Aim of the exercise – Search the material below for the string "name" and list each line that holds it.

(Dataset records)
★ ★ ★
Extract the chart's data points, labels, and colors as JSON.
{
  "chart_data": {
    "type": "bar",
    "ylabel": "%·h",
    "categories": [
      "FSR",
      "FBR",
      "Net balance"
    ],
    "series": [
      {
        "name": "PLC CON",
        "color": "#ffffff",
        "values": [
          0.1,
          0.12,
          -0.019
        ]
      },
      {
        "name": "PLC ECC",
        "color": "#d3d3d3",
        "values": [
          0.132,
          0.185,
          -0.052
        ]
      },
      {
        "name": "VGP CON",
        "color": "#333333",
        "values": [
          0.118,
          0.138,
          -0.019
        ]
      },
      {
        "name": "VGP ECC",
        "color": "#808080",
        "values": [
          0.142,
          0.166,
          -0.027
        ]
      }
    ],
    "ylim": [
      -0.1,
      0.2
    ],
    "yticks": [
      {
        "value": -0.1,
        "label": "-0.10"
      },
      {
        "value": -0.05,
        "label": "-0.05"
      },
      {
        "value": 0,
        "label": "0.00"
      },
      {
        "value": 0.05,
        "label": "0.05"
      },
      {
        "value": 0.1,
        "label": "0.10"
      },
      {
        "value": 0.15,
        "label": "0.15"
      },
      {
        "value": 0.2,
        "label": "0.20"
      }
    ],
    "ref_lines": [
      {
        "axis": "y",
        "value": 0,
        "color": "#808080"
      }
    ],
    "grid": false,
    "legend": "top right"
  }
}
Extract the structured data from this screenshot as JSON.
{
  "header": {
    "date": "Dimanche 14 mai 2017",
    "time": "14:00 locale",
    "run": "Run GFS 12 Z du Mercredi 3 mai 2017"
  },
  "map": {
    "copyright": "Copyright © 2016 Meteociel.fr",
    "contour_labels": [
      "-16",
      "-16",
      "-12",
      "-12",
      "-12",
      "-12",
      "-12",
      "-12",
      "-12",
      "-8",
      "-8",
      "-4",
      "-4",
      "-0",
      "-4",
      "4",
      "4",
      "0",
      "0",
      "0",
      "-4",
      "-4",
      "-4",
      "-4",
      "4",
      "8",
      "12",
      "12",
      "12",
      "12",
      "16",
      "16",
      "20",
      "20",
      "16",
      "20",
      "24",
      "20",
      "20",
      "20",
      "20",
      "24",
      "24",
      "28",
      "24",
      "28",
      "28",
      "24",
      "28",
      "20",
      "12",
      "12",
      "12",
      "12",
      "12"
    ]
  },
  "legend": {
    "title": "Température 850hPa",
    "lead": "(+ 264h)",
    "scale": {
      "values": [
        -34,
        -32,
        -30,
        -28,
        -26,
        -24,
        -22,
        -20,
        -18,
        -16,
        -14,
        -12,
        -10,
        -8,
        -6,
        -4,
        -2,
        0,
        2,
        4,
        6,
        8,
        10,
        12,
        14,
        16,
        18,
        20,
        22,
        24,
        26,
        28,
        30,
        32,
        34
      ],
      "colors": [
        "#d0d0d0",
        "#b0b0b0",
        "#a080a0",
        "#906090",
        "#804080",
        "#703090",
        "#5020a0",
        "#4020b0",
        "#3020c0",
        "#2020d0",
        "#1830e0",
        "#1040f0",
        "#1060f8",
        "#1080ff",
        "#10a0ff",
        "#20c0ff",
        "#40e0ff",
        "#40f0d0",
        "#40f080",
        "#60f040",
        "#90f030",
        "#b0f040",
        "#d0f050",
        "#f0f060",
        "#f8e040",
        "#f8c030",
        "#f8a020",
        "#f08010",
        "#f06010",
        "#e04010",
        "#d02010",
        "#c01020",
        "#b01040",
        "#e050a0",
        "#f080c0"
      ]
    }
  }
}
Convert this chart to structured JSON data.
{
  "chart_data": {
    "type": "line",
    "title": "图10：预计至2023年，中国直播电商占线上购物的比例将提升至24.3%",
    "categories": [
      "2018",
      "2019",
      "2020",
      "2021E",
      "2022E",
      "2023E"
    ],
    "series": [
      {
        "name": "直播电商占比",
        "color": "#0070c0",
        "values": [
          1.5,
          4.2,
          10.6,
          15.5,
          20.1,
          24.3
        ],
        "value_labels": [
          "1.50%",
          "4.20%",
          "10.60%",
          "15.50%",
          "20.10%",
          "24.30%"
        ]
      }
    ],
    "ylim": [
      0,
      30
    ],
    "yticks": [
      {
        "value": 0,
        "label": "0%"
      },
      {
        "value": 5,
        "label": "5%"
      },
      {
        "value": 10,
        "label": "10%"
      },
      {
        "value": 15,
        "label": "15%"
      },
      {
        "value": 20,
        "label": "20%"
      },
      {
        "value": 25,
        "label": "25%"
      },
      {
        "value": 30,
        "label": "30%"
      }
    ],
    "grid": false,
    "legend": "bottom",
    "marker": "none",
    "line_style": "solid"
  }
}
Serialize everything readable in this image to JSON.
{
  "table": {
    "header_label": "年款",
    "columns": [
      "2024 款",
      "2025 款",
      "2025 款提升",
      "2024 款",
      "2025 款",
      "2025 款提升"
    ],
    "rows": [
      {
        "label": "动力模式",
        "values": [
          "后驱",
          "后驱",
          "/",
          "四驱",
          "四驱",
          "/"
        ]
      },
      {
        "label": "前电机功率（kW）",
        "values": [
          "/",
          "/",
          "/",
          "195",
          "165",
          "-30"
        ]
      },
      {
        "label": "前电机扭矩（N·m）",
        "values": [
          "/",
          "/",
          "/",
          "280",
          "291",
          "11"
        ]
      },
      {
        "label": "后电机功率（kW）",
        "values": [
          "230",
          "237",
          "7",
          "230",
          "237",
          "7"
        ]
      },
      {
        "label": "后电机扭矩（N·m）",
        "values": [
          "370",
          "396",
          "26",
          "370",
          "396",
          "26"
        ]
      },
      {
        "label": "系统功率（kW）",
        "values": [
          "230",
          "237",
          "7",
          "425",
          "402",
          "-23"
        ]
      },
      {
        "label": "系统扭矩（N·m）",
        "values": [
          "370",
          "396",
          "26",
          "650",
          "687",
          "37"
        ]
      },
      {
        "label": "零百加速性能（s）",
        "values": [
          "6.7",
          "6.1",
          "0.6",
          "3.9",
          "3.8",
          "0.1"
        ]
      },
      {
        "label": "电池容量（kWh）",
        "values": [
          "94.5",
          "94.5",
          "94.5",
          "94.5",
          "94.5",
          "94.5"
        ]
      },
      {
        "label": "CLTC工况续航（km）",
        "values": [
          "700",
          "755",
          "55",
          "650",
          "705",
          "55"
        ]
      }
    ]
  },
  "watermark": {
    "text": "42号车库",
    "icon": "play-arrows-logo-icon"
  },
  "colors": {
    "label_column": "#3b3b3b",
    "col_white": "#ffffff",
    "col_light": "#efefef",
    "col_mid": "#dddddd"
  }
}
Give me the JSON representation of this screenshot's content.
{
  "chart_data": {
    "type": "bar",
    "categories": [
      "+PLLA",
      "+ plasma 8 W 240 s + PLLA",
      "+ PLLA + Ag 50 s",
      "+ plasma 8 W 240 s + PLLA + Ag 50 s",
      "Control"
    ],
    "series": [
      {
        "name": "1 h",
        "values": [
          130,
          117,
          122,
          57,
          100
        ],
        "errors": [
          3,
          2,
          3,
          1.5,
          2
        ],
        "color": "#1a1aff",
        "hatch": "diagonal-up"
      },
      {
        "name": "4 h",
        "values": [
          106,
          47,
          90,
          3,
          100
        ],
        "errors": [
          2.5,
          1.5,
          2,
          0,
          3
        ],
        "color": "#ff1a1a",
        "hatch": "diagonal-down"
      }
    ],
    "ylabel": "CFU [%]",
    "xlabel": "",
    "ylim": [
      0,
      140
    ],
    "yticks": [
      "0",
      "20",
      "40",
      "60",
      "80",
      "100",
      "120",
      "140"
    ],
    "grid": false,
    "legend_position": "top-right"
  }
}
★ ★ ★
Full solution –
        "name": "PLC CON",
        "name": "PLC ECC",
        "name": "VGP CON",
        "name": "VGP ECC",
        "name": "直播电商占比",
        "name": "1 h",
        "name": "4 h",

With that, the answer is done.